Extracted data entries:
>>
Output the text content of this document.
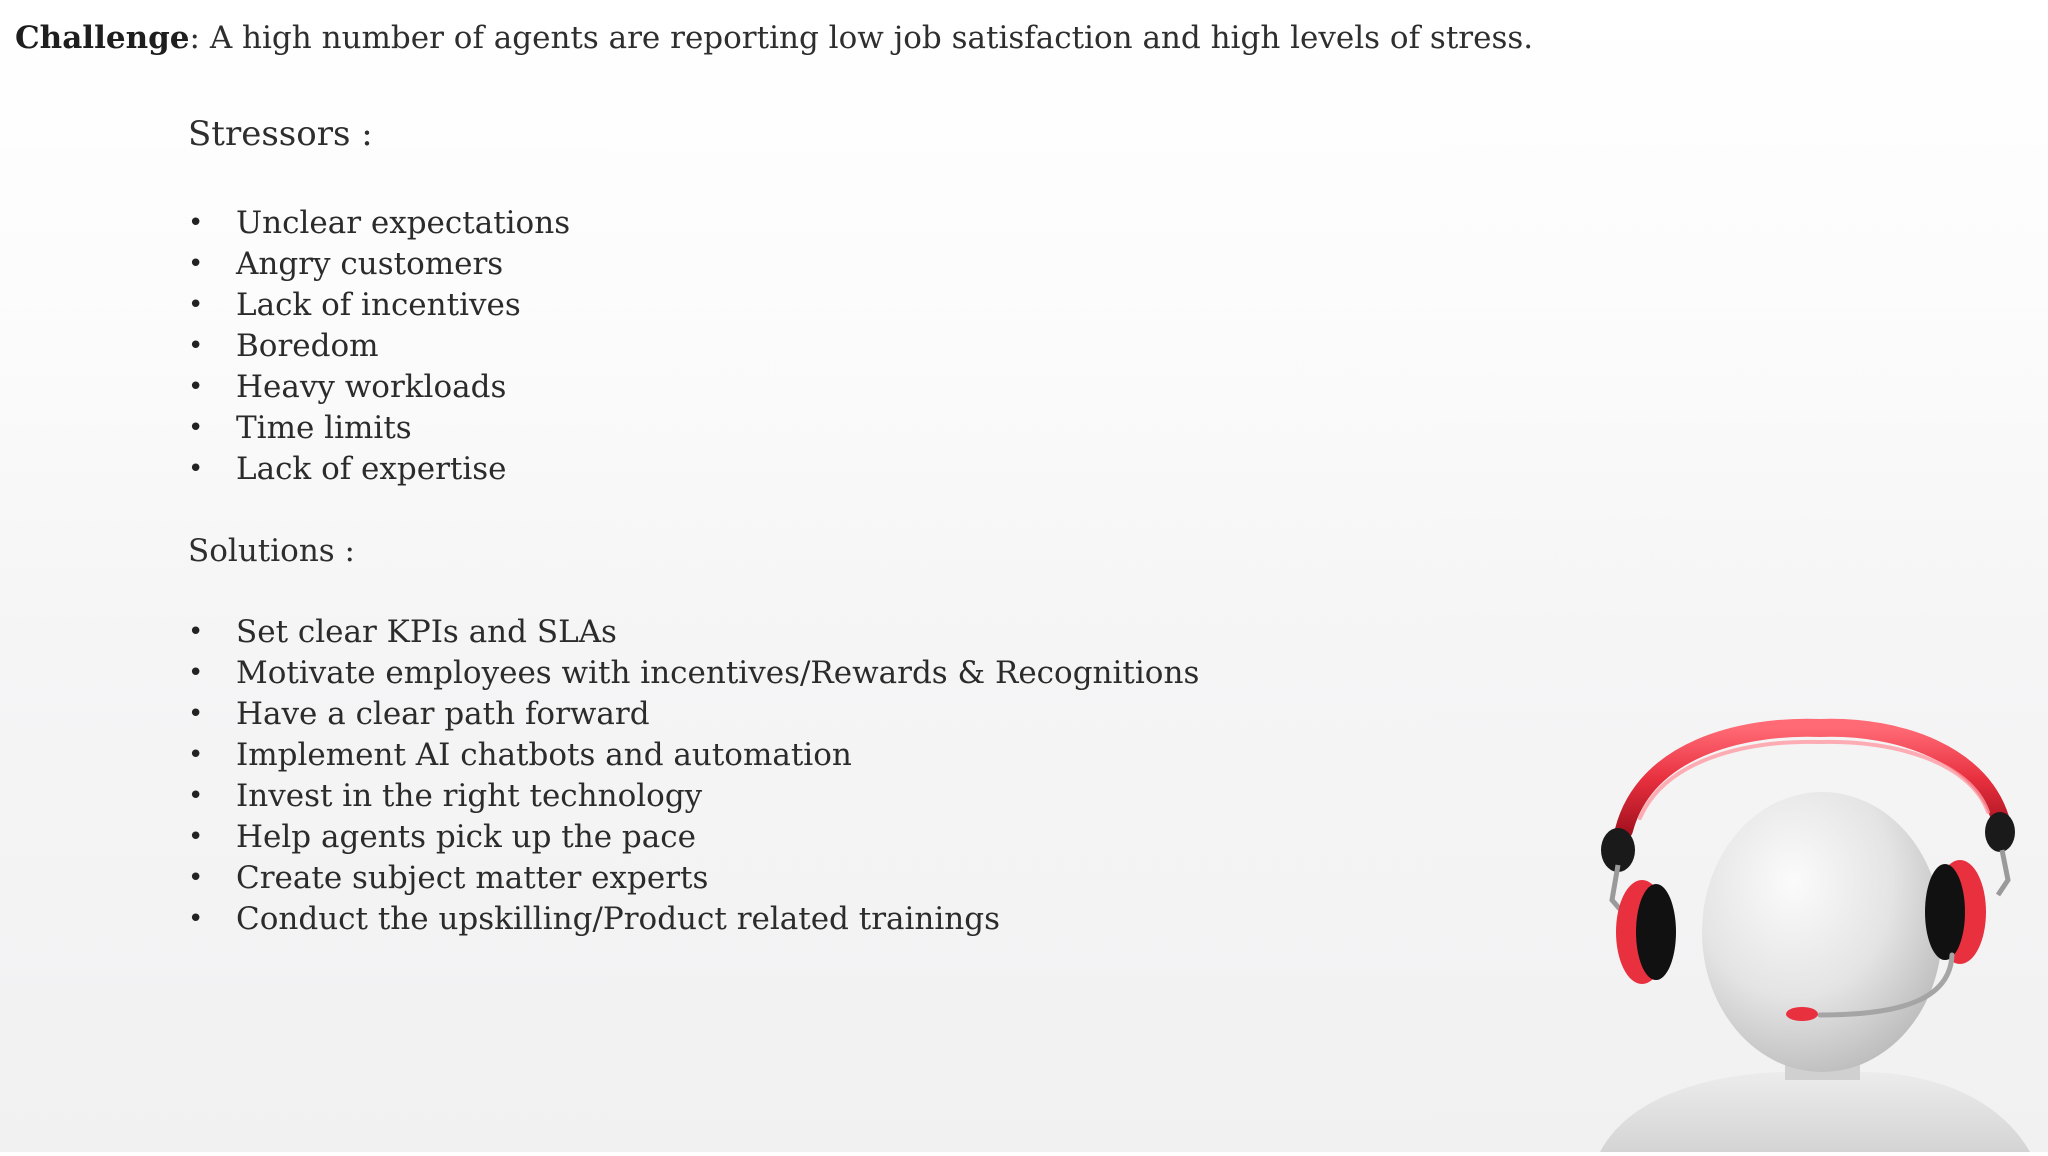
Challenge: A high number of agents are reporting low job satisfaction and high levels of stress.
Stressors :
• Unclear expectations
• Angry customers
• Lack of incentives
• Boredom
• Heavy workloads
• Time limits
• Lack of expertise
Solutions :
• Set clear KPIs and SLAs
• Motivate employees with incentives/Rewards & Recognitions
• Have a clear path forward
• Implement AI chatbots and automation
• Invest in the right technology
• Help agents pick up the pace
• Create subject matter experts
• Conduct the upskilling/Product related trainings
<<
> [Job]:
Return, from the data, each line that has the word "incentives" in it.

> [Answer to this problem]:
• Lack of incentives
• Motivate employees with incentives/Rewards & Recognitions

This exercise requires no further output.